Page extract start
Skip to content

SpatialLazyFrame

SpatialLazyFrame is an immutable plan builder. Operations can be declared in any order — the optimizer reorders, fuses, and pushes them down before execution. Nothing runs until .collect() is called.

SpatialGroupBy is returned by .group_by() and holds the keys for a fused aggregate-join.

pycanopy.SpatialLazyFrame

Builds a spatial query plan declaratively. Declaration order is not execution order.

All methods return a new SpatialLazyFrame with the node appended without mutation. Join and kNN nodes act as barriers and are never reordered by the cost sort.

Parameters:

Name Type Description Default
sf SpatialFrame

The SpatialFrame that owns the Engine and DataFrame.

required
plan Plan

Current list of plan nodes (do not mutate directly).

required

collect(batch_size=None)

Optimise (SpatialOptimizer) and execute (SpatialExecutor) the plan.
Page extract end
Dataset extract start
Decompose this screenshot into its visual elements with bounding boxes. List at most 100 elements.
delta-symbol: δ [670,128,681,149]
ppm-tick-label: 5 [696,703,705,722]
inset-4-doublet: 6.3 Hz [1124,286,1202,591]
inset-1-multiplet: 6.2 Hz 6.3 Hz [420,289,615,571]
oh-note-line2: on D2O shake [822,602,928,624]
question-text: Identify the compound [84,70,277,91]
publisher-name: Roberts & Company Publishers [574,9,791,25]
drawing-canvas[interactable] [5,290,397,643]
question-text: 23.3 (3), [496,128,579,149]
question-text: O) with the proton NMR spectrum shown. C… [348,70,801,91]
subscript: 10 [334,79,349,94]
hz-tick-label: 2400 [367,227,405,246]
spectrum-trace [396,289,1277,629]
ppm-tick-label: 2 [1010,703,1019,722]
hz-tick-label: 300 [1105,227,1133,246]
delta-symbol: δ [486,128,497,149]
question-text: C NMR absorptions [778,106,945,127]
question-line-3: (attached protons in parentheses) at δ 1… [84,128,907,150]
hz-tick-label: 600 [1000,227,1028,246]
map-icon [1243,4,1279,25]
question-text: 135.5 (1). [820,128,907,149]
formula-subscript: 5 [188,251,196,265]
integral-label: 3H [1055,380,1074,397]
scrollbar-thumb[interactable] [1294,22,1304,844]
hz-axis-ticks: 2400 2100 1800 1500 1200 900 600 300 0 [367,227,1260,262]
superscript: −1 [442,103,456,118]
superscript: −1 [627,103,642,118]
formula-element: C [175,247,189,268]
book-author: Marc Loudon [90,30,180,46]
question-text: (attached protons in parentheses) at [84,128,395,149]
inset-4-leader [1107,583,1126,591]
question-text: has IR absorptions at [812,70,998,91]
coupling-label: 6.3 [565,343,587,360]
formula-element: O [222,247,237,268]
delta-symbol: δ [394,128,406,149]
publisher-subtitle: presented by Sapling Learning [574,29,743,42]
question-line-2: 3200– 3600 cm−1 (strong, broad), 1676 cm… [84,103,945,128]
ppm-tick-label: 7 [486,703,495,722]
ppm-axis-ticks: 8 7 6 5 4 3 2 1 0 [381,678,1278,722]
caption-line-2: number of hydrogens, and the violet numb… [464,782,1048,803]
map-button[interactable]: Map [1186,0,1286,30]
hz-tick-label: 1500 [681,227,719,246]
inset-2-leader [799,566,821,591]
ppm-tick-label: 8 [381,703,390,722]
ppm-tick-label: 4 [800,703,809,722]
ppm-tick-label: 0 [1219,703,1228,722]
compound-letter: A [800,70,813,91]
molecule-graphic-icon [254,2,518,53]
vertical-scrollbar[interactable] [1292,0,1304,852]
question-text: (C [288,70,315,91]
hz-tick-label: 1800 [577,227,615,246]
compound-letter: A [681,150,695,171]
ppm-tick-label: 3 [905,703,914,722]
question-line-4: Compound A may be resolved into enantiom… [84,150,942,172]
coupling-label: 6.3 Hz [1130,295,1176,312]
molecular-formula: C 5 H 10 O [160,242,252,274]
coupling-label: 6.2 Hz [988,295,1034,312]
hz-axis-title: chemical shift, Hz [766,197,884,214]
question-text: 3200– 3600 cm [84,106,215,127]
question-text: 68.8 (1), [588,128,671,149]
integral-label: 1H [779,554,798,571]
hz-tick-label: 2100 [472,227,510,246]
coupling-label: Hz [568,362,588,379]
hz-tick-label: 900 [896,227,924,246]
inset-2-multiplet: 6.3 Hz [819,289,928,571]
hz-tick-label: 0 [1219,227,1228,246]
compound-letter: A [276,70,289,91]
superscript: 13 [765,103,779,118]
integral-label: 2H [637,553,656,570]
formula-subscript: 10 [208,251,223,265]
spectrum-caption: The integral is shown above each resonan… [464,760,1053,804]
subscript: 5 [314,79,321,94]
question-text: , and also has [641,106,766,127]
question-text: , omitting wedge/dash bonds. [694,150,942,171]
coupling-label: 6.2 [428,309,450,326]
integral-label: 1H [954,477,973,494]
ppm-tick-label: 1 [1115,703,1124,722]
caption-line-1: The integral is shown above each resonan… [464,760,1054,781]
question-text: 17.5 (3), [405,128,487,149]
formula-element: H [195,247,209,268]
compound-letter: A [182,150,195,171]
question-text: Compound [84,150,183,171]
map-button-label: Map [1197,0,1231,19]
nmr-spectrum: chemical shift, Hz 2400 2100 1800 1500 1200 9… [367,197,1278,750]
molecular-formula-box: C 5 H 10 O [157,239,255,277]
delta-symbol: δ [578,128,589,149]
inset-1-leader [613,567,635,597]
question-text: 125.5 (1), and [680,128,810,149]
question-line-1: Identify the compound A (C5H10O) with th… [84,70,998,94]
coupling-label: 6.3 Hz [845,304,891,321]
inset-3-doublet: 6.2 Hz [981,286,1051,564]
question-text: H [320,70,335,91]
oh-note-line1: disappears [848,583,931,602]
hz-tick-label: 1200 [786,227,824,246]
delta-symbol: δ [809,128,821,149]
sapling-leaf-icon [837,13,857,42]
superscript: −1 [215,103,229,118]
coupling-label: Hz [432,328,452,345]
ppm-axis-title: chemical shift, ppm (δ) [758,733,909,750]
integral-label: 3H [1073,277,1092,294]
Dataset extract end
**What is expected**
According to the SpatialLazyFrame page, which nodes act as barriers that the cost sort never reorders? The data plays no part in this exercise.

**Result for this task**
Join and kNN nodes.